- **The task**
Using the records below, report how many lines hold "JSON", with no extra text.

+ + +

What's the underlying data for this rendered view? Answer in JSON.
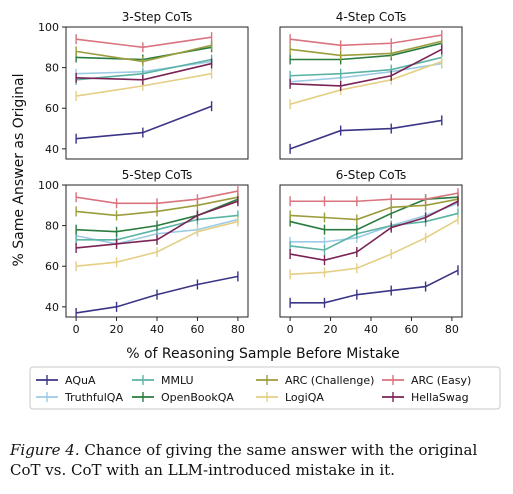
{
  "figure": {
    "ylabel": "% Same Answer as Original",
    "xlabel": "% of Reasoning Sample Before Mistake",
    "caption_label": "Figure 4.",
    "caption_text": " Chance of giving the same answer with the original CoT vs. CoT with an LLM-introduced mistake in it."
  },
  "legend": [
    {
      "name": "AQuA",
      "color": "#3b3587"
    },
    {
      "name": "TruthfulQA",
      "color": "#9ccbe6"
    },
    {
      "name": "MMLU",
      "color": "#5bb3a3"
    },
    {
      "name": "OpenBookQA",
      "color": "#2a7c3e"
    },
    {
      "name": "ARC (Challenge)",
      "color": "#9c9c3c"
    },
    {
      "name": "LogiQA",
      "color": "#e4cf84"
    },
    {
      "name": "ARC (Easy)",
      "color": "#d9737e"
    },
    {
      "name": "HellaSwag",
      "color": "#7a2355"
    }
  ],
  "chart_data": [
    {
      "type": "line",
      "title": "3-Step CoTs",
      "x": [
        0,
        33,
        67
      ],
      "ylim": [
        35,
        100
      ],
      "xlim": [
        -5,
        85
      ],
      "yticks": [
        40,
        60,
        80,
        100
      ],
      "xticks": [],
      "series": [
        {
          "name": "AQuA",
          "values": [
            45,
            48,
            61
          ]
        },
        {
          "name": "TruthfulQA",
          "values": [
            77,
            78,
            83
          ]
        },
        {
          "name": "MMLU",
          "values": [
            74,
            77,
            84
          ]
        },
        {
          "name": "OpenBookQA",
          "values": [
            85,
            84,
            90
          ]
        },
        {
          "name": "ARC (Challenge)",
          "values": [
            88,
            83,
            91
          ]
        },
        {
          "name": "LogiQA",
          "values": [
            66,
            71,
            77
          ]
        },
        {
          "name": "ARC (Easy)",
          "values": [
            94,
            90,
            95
          ]
        },
        {
          "name": "HellaSwag",
          "values": [
            75,
            74,
            82
          ]
        }
      ]
    },
    {
      "type": "line",
      "title": "4-Step CoTs",
      "x": [
        0,
        25,
        50,
        75
      ],
      "ylim": [
        35,
        100
      ],
      "xlim": [
        -5,
        85
      ],
      "yticks": [],
      "xticks": [],
      "series": [
        {
          "name": "AQuA",
          "values": [
            40,
            49,
            50,
            54
          ]
        },
        {
          "name": "TruthfulQA",
          "values": [
            73,
            75,
            78,
            82
          ]
        },
        {
          "name": "MMLU",
          "values": [
            76,
            77,
            79,
            85
          ]
        },
        {
          "name": "OpenBookQA",
          "values": [
            84,
            84,
            86,
            92
          ]
        },
        {
          "name": "ARC (Challenge)",
          "values": [
            89,
            86,
            87,
            93
          ]
        },
        {
          "name": "LogiQA",
          "values": [
            62,
            69,
            74,
            83
          ]
        },
        {
          "name": "ARC (Easy)",
          "values": [
            94,
            91,
            92,
            96
          ]
        },
        {
          "name": "HellaSwag",
          "values": [
            72,
            71,
            76,
            89
          ]
        }
      ]
    },
    {
      "type": "line",
      "title": "5-Step CoTs",
      "x": [
        0,
        20,
        40,
        60,
        80
      ],
      "ylim": [
        35,
        100
      ],
      "xlim": [
        -5,
        85
      ],
      "yticks": [
        40,
        60,
        80,
        100
      ],
      "xticks": [
        0,
        20,
        40,
        60,
        80
      ],
      "series": [
        {
          "name": "AQuA",
          "values": [
            37,
            40,
            46,
            51,
            55
          ]
        },
        {
          "name": "TruthfulQA",
          "values": [
            75,
            71,
            76,
            78,
            83
          ]
        },
        {
          "name": "MMLU",
          "values": [
            73,
            73,
            78,
            83,
            85
          ]
        },
        {
          "name": "OpenBookQA",
          "values": [
            78,
            77,
            80,
            85,
            93
          ]
        },
        {
          "name": "ARC (Challenge)",
          "values": [
            87,
            85,
            87,
            90,
            94
          ]
        },
        {
          "name": "LogiQA",
          "values": [
            60,
            62,
            67,
            77,
            82
          ]
        },
        {
          "name": "ARC (Easy)",
          "values": [
            94,
            91,
            91,
            93,
            97
          ]
        },
        {
          "name": "HellaSwag",
          "values": [
            69,
            71,
            73,
            85,
            92
          ]
        }
      ]
    },
    {
      "type": "line",
      "title": "6-Step CoTs",
      "x": [
        0,
        17,
        33,
        50,
        67,
        83
      ],
      "ylim": [
        35,
        100
      ],
      "xlim": [
        -5,
        85
      ],
      "yticks": [],
      "xticks": [
        0,
        20,
        40,
        60,
        80
      ],
      "series": [
        {
          "name": "AQuA",
          "values": [
            42,
            42,
            46,
            48,
            50,
            58
          ]
        },
        {
          "name": "TruthfulQA",
          "values": [
            72,
            72,
            74,
            80,
            85,
            91
          ]
        },
        {
          "name": "MMLU",
          "values": [
            70,
            68,
            76,
            80,
            82,
            86
          ]
        },
        {
          "name": "OpenBookQA",
          "values": [
            82,
            78,
            78,
            86,
            93,
            94
          ]
        },
        {
          "name": "ARC (Challenge)",
          "values": [
            85,
            84,
            83,
            89,
            90,
            93
          ]
        },
        {
          "name": "LogiQA",
          "values": [
            56,
            57,
            59,
            66,
            74,
            83
          ]
        },
        {
          "name": "ARC (Easy)",
          "values": [
            92,
            92,
            92,
            93,
            93,
            96
          ]
        },
        {
          "name": "HellaSwag",
          "values": [
            66,
            63,
            67,
            79,
            84,
            92
          ]
        }
      ]
    }
  ]
}
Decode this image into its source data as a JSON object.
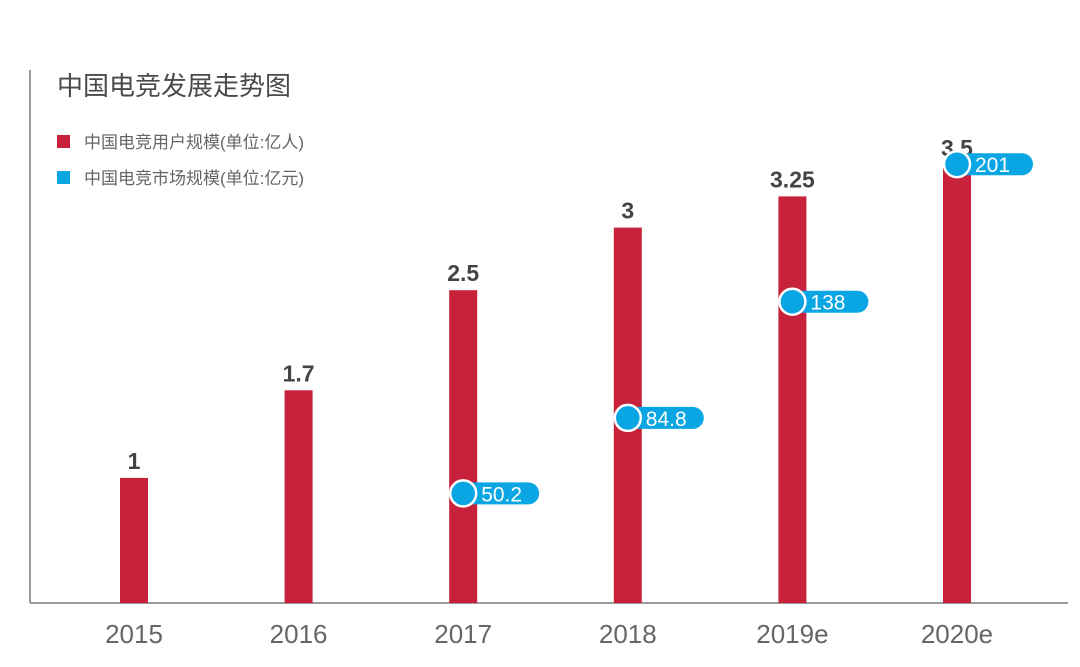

+ + +

- **Task result**
2